DATASET RECORDS
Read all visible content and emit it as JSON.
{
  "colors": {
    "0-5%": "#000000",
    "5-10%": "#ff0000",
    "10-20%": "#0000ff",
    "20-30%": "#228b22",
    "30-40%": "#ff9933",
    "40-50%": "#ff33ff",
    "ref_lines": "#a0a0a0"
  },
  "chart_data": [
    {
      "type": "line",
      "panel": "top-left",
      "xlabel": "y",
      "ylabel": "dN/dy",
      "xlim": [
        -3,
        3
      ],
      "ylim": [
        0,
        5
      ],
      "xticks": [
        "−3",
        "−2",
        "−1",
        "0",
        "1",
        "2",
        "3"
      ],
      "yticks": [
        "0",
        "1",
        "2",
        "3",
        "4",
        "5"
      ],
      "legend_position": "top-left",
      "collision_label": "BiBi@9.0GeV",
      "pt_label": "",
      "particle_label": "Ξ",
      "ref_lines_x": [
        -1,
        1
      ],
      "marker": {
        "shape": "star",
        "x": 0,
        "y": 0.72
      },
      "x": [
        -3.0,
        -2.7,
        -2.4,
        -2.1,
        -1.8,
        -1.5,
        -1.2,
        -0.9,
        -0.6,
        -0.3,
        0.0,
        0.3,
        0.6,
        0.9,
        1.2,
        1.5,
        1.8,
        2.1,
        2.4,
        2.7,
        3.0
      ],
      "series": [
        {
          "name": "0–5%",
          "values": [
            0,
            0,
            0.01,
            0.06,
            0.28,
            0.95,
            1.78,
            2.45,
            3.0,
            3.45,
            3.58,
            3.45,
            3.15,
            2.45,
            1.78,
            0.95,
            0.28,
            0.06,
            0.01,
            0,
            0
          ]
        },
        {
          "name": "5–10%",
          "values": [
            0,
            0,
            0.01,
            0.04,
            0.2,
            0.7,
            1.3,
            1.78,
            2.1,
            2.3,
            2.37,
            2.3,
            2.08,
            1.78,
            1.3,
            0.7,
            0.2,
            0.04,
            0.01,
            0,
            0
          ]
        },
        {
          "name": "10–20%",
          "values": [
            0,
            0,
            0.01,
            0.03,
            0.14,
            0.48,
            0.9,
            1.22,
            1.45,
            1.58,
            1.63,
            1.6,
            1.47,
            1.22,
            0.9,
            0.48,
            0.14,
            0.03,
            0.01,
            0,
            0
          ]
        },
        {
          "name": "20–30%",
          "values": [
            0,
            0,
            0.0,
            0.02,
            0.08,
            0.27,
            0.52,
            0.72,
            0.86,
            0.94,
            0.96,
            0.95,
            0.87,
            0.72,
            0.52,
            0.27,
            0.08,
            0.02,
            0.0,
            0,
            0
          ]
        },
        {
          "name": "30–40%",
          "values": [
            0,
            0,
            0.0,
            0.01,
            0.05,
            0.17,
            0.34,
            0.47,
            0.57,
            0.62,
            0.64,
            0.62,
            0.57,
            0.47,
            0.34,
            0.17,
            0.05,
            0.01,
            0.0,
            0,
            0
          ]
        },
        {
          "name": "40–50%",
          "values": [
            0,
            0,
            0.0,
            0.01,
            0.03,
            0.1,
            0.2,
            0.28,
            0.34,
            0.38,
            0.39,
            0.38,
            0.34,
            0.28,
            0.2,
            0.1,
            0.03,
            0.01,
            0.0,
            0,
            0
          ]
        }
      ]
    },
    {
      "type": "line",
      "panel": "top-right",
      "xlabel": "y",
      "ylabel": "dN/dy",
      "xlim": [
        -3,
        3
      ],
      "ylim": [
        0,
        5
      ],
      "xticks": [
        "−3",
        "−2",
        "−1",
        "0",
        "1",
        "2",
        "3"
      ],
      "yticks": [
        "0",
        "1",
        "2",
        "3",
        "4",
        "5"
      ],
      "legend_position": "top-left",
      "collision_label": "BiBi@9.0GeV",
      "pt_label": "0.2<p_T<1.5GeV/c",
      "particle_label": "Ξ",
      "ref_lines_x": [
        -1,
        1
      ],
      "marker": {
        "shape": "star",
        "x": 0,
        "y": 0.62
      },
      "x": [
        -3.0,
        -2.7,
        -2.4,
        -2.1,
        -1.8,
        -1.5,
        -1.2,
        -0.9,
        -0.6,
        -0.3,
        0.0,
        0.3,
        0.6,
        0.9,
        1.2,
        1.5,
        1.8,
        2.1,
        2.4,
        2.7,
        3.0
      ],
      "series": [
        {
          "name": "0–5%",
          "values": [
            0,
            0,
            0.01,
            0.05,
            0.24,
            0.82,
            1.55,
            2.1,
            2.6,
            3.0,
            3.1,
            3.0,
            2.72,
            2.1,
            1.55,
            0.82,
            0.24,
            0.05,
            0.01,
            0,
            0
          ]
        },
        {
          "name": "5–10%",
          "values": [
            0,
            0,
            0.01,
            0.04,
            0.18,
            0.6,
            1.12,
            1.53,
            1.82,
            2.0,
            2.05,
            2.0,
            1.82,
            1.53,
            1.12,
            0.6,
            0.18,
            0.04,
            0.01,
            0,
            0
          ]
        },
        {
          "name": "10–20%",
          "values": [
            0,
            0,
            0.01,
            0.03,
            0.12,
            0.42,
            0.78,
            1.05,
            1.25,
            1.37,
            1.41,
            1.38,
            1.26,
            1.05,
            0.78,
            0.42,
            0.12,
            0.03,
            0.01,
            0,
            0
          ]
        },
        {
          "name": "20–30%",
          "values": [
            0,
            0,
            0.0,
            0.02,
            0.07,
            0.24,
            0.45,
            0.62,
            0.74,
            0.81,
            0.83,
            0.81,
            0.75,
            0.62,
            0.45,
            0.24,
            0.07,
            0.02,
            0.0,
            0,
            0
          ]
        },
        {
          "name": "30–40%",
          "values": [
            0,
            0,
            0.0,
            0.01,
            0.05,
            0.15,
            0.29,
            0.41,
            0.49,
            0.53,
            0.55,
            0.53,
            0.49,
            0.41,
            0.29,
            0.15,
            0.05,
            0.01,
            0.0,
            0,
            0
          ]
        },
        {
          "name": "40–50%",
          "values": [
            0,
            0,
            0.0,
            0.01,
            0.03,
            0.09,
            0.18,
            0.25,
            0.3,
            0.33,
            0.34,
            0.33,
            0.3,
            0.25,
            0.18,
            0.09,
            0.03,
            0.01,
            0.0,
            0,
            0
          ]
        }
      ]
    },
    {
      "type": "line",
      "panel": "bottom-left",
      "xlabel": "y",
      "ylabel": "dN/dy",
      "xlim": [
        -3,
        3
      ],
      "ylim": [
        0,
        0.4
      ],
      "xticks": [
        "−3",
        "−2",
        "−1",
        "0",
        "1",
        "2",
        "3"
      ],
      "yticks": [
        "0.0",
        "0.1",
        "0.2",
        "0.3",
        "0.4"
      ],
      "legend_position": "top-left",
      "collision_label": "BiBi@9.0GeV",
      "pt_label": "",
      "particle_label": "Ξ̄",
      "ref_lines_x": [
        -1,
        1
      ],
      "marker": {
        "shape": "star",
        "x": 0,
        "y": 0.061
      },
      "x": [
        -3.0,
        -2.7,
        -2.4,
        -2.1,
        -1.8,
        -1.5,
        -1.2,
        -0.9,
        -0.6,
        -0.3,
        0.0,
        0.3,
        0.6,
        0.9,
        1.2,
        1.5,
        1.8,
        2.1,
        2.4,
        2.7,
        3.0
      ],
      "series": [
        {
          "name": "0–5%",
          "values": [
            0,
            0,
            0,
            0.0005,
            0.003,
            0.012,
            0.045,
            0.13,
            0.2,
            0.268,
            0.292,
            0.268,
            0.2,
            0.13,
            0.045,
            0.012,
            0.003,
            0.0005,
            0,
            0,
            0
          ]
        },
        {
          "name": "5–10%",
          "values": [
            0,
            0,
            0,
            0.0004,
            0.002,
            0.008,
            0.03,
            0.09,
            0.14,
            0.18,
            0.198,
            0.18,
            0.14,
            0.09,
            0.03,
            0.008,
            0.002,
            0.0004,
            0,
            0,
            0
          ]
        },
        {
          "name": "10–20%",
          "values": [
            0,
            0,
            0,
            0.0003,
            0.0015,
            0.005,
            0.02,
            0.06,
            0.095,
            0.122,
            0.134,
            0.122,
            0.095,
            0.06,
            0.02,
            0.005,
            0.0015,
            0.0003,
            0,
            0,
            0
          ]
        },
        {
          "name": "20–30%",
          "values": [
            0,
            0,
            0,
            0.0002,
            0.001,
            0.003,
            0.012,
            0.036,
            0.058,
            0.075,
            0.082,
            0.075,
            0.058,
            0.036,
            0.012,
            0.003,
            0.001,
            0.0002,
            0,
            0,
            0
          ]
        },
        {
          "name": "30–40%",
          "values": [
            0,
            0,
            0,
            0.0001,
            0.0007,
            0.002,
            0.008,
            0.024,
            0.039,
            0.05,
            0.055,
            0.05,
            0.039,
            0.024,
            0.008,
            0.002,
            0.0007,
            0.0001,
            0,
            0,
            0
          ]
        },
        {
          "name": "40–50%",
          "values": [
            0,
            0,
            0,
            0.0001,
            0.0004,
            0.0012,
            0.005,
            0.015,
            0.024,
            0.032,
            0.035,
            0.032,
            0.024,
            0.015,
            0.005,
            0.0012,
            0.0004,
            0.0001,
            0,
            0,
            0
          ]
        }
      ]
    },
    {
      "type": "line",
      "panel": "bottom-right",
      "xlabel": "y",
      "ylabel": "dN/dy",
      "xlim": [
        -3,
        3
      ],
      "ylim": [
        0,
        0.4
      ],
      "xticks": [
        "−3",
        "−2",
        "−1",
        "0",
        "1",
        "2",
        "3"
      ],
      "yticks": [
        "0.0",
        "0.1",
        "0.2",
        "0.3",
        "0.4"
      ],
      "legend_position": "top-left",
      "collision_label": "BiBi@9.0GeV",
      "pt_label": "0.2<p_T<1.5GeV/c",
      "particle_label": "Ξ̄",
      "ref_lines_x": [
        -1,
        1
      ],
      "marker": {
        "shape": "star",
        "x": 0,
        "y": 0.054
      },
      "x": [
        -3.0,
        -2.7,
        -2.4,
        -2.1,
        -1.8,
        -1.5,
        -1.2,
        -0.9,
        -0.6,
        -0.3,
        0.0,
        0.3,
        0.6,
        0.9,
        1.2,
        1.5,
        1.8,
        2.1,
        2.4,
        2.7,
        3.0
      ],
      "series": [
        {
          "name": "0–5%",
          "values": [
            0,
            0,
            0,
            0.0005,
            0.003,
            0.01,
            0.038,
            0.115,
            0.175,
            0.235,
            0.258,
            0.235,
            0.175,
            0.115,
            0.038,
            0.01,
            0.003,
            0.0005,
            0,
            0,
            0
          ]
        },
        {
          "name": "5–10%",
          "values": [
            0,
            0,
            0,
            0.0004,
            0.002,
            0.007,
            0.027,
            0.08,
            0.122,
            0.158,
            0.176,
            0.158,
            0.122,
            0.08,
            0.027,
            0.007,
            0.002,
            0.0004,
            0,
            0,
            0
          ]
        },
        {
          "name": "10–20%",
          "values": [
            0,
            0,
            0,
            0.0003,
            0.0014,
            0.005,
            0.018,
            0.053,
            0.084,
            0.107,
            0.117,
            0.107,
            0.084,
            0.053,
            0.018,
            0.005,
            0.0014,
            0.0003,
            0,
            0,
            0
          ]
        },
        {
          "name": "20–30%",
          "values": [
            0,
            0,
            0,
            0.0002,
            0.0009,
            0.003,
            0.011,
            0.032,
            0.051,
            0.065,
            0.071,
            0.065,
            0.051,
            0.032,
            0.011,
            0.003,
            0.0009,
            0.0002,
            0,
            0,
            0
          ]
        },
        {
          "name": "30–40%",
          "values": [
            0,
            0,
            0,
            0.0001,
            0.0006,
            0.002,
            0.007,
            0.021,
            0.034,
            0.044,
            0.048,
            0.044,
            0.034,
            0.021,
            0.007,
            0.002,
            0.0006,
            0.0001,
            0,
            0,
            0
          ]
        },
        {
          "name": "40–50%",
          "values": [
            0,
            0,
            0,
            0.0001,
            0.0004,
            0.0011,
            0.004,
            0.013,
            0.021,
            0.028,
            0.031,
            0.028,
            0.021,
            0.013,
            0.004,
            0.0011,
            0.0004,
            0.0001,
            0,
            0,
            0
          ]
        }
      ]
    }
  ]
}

GOAL
For the string "bottom", count the lines of the entries above that include it; answer with the number only.

ANSWER TO THIS TASK
2